[Items listed in a dataset]
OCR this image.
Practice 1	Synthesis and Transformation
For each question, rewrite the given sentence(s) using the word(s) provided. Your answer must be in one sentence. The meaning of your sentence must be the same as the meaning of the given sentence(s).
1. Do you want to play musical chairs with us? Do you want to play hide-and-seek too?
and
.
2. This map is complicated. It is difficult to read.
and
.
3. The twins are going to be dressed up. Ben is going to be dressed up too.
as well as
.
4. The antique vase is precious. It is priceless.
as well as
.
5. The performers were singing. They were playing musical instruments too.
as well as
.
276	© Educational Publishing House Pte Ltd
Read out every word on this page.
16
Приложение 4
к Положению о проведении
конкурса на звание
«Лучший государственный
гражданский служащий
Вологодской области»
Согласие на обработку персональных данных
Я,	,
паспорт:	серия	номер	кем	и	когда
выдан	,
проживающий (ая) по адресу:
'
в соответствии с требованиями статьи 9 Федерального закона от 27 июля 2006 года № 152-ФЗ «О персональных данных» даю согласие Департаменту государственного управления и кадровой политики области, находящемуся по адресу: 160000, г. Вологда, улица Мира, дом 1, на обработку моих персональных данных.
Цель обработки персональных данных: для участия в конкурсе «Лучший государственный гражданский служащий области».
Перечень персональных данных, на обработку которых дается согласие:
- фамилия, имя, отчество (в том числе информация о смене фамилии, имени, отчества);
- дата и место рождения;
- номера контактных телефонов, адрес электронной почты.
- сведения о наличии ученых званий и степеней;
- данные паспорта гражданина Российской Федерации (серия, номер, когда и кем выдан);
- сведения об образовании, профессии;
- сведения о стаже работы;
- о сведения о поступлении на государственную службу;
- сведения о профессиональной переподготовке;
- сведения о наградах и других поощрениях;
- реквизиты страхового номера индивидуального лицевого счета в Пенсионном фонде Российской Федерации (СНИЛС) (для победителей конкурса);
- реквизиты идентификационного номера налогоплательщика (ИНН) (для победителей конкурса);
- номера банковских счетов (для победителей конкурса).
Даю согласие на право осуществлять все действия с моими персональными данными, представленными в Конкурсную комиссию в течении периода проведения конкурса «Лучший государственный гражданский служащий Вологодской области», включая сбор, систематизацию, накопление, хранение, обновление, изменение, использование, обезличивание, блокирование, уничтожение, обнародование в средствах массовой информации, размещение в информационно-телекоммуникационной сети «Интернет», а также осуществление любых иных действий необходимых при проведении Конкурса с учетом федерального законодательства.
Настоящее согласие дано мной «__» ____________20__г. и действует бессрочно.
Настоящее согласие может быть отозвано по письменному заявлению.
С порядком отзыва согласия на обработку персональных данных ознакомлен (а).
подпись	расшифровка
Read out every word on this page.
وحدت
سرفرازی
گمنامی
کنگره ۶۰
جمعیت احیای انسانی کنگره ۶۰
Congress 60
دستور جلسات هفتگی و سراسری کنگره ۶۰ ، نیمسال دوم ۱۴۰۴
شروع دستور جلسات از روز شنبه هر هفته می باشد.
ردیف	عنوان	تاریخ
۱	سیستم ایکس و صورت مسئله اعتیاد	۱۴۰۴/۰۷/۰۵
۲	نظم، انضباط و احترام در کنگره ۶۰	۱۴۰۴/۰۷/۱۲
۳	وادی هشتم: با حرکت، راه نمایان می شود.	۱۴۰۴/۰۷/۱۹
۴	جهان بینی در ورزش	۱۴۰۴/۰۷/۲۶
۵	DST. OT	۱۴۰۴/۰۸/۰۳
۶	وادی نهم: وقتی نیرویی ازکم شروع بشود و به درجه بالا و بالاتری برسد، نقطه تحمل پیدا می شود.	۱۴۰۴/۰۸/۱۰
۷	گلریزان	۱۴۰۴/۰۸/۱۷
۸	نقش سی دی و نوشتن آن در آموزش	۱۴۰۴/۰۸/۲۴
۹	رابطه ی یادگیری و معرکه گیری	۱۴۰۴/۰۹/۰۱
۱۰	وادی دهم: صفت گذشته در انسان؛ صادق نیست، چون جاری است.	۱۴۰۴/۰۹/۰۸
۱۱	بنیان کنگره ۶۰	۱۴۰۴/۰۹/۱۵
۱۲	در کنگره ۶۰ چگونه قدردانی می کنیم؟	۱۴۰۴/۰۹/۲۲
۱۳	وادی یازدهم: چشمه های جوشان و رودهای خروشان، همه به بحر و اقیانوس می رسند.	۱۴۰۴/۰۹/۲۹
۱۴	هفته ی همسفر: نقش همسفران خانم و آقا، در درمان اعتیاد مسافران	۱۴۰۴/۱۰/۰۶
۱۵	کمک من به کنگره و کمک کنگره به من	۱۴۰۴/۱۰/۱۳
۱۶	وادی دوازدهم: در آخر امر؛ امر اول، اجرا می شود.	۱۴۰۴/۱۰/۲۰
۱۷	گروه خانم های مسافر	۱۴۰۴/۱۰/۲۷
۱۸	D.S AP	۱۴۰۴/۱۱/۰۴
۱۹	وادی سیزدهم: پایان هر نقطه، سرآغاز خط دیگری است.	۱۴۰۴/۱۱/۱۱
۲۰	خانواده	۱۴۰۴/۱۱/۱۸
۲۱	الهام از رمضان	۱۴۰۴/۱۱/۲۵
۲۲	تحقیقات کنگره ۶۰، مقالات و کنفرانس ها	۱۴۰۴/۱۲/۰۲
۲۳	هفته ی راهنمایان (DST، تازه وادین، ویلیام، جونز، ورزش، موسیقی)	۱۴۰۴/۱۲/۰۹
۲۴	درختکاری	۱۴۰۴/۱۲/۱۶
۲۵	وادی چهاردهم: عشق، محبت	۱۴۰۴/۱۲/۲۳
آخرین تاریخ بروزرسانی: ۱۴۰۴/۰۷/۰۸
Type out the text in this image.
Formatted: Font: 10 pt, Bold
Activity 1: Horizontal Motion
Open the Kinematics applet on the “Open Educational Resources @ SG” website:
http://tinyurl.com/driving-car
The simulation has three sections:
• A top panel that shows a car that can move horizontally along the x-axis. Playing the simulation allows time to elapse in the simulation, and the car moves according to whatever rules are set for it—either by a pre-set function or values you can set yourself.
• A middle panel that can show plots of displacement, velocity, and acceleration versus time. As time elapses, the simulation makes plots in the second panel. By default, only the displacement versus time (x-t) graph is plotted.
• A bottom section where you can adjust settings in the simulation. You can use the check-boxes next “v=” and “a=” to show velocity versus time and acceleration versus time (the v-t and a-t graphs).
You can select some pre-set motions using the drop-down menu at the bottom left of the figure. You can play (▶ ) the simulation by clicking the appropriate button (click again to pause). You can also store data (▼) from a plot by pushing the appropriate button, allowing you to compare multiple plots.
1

-- TO BE DONE --
Write out the entries above once more, without altering anything.

-- REPLY --
OCR this image.
Practice 1	Synthesis and Transformation
For each question, rewrite the given sentence(s) using the word(s) provided. Your answer must be in one sentence. The meaning of your sentence must be the same as the meaning of the given sentence(s).
1. Do you want to play musical chairs with us? Do you want to play hide-and-seek too?
and
.
2. This map is complicated. It is difficult to read.
and
.
3. The twins are going to be dressed up. Ben is going to be dressed up too.
as well as
.
4. The antique vase is precious. It is priceless.
as well as
.
5. The performers were singing. They were playing musical instruments too.
as well as
.
276	© Educational Publishing House Pte Ltd
Read out every word on this page.
16
Приложение 4
к Положению о проведении
конкурса на звание
«Лучший государственный
гражданский служащий
Вологодской области»
Согласие на обработку персональных данных
Я,	,
паспорт:	серия	номер	кем	и	когда
выдан	,
проживающий (ая) по адресу:
'
в соответствии с требованиями статьи 9 Федерального закона от 27 июля 2006 года № 152-ФЗ «О персональных данных» даю согласие Департаменту государственного управления и кадровой политики области, находящемуся по адресу: 160000, г. Вологда, улица Мира, дом 1, на обработку моих персональных данных.
Цель обработки персональных данных: для участия в конкурсе «Лучший государственный гражданский служащий области».
Перечень персональных данных, на обработку которых дается согласие:
- фамилия, имя, отчество (в том числе информация о смене фамилии, имени, отчества);
- дата и место рождения;
- номера контактных телефонов, адрес электронной почты.
- сведения о наличии ученых званий и степеней;
- данные паспорта гражданина Российской Федерации (серия, номер, когда и кем выдан);
- сведения об образовании, профессии;
- сведения о стаже работы;
- о сведения о поступлении на государственную службу;
- сведения о профессиональной переподготовке;
- сведения о наградах и других поощрениях;
- реквизиты страхового номера индивидуального лицевого счета в Пенсионном фонде Российской Федерации (СНИЛС) (для победителей конкурса);
- реквизиты идентификационного номера налогоплательщика (ИНН) (для победителей конкурса);
- номера банковских счетов (для победителей конкурса).
Даю согласие на право осуществлять все действия с моими персональными данными, представленными в Конкурсную комиссию в течении периода проведения конкурса «Лучший государственный гражданский служащий Вологодской области», включая сбор, систематизацию, накопление, хранение, обновление, изменение, использование, обезличивание, блокирование, уничтожение, обнародование в средствах массовой информации, размещение в информационно-телекоммуникационной сети «Интернет», а также осуществление любых иных действий необходимых при проведении Конкурса с учетом федерального законодательства.
Настоящее согласие дано мной «__» ____________20__г. и действует бессрочно.
Настоящее согласие может быть отозвано по письменному заявлению.
С порядком отзыва согласия на обработку персональных данных ознакомлен (а).
подпись	расшифровка
Read out every word on this page.
وحدت
سرفرازی
گمنامی
کنگره ۶۰
جمعیت احیای انسانی کنگره ۶۰
Congress 60
دستور جلسات هفتگی و سراسری کنگره ۶۰ ، نیمسال دوم ۱۴۰۴
شروع دستور جلسات از روز شنبه هر هفته می باشد.
ردیف	عنوان	تاریخ
۱	سیستم ایکس و صورت مسئله اعتیاد	۱۴۰۴/۰۷/۰۵
۲	نظم، انضباط و احترام در کنگره ۶۰	۱۴۰۴/۰۷/۱۲
۳	وادی هشتم: با حرکت، راه نمایان می شود.	۱۴۰۴/۰۷/۱۹
۴	جهان بینی در ورزش	۱۴۰۴/۰۷/۲۶
۵	DST. OT	۱۴۰۴/۰۸/۰۳
۶	وادی نهم: وقتی نیرویی ازکم شروع بشود و به درجه بالا و بالاتری برسد، نقطه تحمل پیدا می شود.	۱۴۰۴/۰۸/۱۰
۷	گلریزان	۱۴۰۴/۰۸/۱۷
۸	نقش سی دی و نوشتن آن در آموزش	۱۴۰۴/۰۸/۲۴
۹	رابطه ی یادگیری و معرکه گیری	۱۴۰۴/۰۹/۰۱
۱۰	وادی دهم: صفت گذشته در انسان؛ صادق نیست، چون جاری است.	۱۴۰۴/۰۹/۰۸
۱۱	بنیان کنگره ۶۰	۱۴۰۴/۰۹/۱۵
۱۲	در کنگره ۶۰ چگونه قدردانی می کنیم؟	۱۴۰۴/۰۹/۲۲
۱۳	وادی یازدهم: چشمه های جوشان و رودهای خروشان، همه به بحر و اقیانوس می رسند.	۱۴۰۴/۰۹/۲۹
۱۴	هفته ی همسفر: نقش همسفران خانم و آقا، در درمان اعتیاد مسافران	۱۴۰۴/۱۰/۰۶
۱۵	کمک من به کنگره و کمک کنگره به من	۱۴۰۴/۱۰/۱۳
۱۶	وادی دوازدهم: در آخر امر؛ امر اول، اجرا می شود.	۱۴۰۴/۱۰/۲۰
۱۷	گروه خانم های مسافر	۱۴۰۴/۱۰/۲۷
۱۸	D.S AP	۱۴۰۴/۱۱/۰۴
۱۹	وادی سیزدهم: پایان هر نقطه، سرآغاز خط دیگری است.	۱۴۰۴/۱۱/۱۱
۲۰	خانواده	۱۴۰۴/۱۱/۱۸
۲۱	الهام از رمضان	۱۴۰۴/۱۱/۲۵
۲۲	تحقیقات کنگره ۶۰، مقالات و کنفرانس ها	۱۴۰۴/۱۲/۰۲
۲۳	هفته ی راهنمایان (DST، تازه وادین، ویلیام، جونز، ورزش، موسیقی)	۱۴۰۴/۱۲/۰۹
۲۴	درختکاری	۱۴۰۴/۱۲/۱۶
۲۵	وادی چهاردهم: عشق، محبت	۱۴۰۴/۱۲/۲۳
آخرین تاریخ بروزرسانی: ۱۴۰۴/۰۷/۰۸
Type out the text in this image.
Formatted: Font: 10 pt, Bold
Activity 1: Horizontal Motion
Open the Kinematics applet on the “Open Educational Resources @ SG” website:
http://tinyurl.com/driving-car
The simulation has three sections:
• A top panel that shows a car that can move horizontally along the x-axis. Playing the simulation allows time to elapse in the simulation, and the car moves according to whatever rules are set for it—either by a pre-set function or values you can set yourself.
• A middle panel that can show plots of displacement, velocity, and acceleration versus time. As time elapses, the simulation makes plots in the second panel. By default, only the displacement versus time (x-t) graph is plotted.
• A bottom section where you can adjust settings in the simulation. You can use the check-boxes next “v=” and “a=” to show velocity versus time and acceleration versus time (the v-t and a-t graphs).
You can select some pre-set motions using the drop-down menu at the bottom left of the figure. You can play (▶ ) the simulation by clicking the appropriate button (click again to pause). You can also store data (▼) from a plot by pushing the appropriate button, allowing you to compare multiple plots.
1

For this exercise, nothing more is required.